The exercise: Copy out the listing in full, exactly as written, but not its pictures.
start Material supplied
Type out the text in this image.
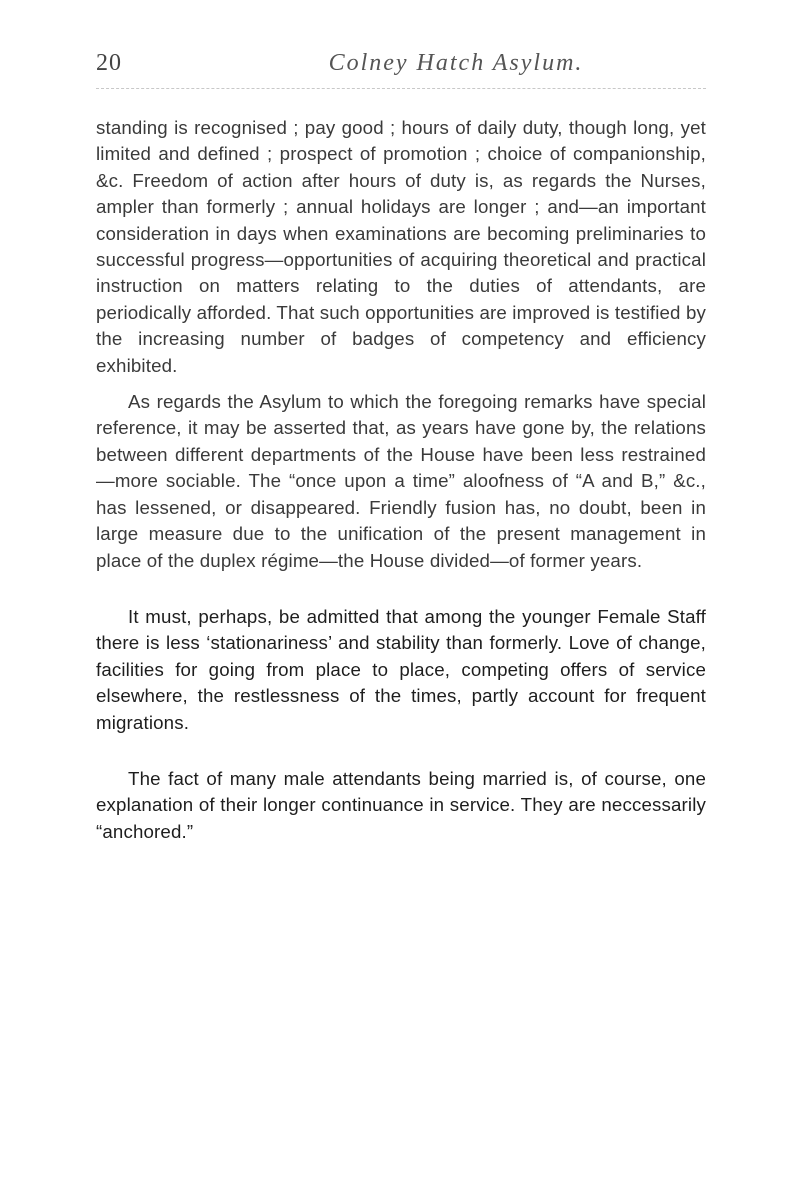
20	Colney Hatch Asylum.

standing is recognised ; pay good ; hours of daily duty, though long, yet limited and defined ; prospect of promotion ; choice of companionship, &c. Freedom of action after hours of duty is, as regards the Nurses, ampler than formerly ; annual holidays are longer ; and—an important consideration in days when examinations are becoming preliminaries to successful progress—opportunities of acquiring theoretical and practical instruction on matters relating to the duties of attendants, are periodically afforded. That such opportunities are improved is testified by the increasing number of badges of competency and efficiency exhibited.

As regards the Asylum to which the foregoing remarks have special reference, it may be asserted that, as years have gone by, the relations between different departments of the House have been less restrained—more sociable. The “once upon a time” aloofness of “A and B,” &c., has lessened, or disappeared. Friendly fusion has, no doubt, been in large measure due to the unification of the present management in place of the duplex régime—the House divided—of former years.

It must, perhaps, be admitted that among the younger Female Staff there is less ‘stationariness’ and stability than formerly. Love of change, facilities for going from place to place, competing offers of service elsewhere, the restlessness of the times, partly account for frequent migrations.

The fact of many male attendants being married is, of course, one explanation of their longer continuance in service. They are neccessarily “anchored.”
end Material supplied
Full response:
Type out the text in this image.
20	Colney Hatch Asylum.

standing is recognised ; pay good ; hours of daily duty, though long, yet limited and defined ; prospect of promotion ; choice of companionship, &c. Freedom of action after hours of duty is, as regards the Nurses, ampler than formerly ; annual holidays are longer ; and—an important consideration in days when examinations are becoming preliminaries to successful progress—opportunities of acquiring theoretical and practical instruction on matters relating to the duties of attendants, are periodically afforded. That such opportunities are improved is testified by the increasing number of badges of competency and efficiency exhibited.

As regards the Asylum to which the foregoing remarks have special reference, it may be asserted that, as years have gone by, the relations between different departments of the House have been less restrained—more sociable. The “once upon a time” aloofness of “A and B,” &c., has lessened, or disappeared. Friendly fusion has, no doubt, been in large measure due to the unification of the present management in place of the duplex régime—the House divided—of former years.

It must, perhaps, be admitted that among the younger Female Staff there is less ‘stationariness’ and stability than formerly. Love of change, facilities for going from place to place, competing offers of service elsewhere, the restlessness of the times, partly account for frequent migrations.

The fact of many male attendants being married is, of course, one explanation of their longer continuance in service. They are neccessarily “anchored.”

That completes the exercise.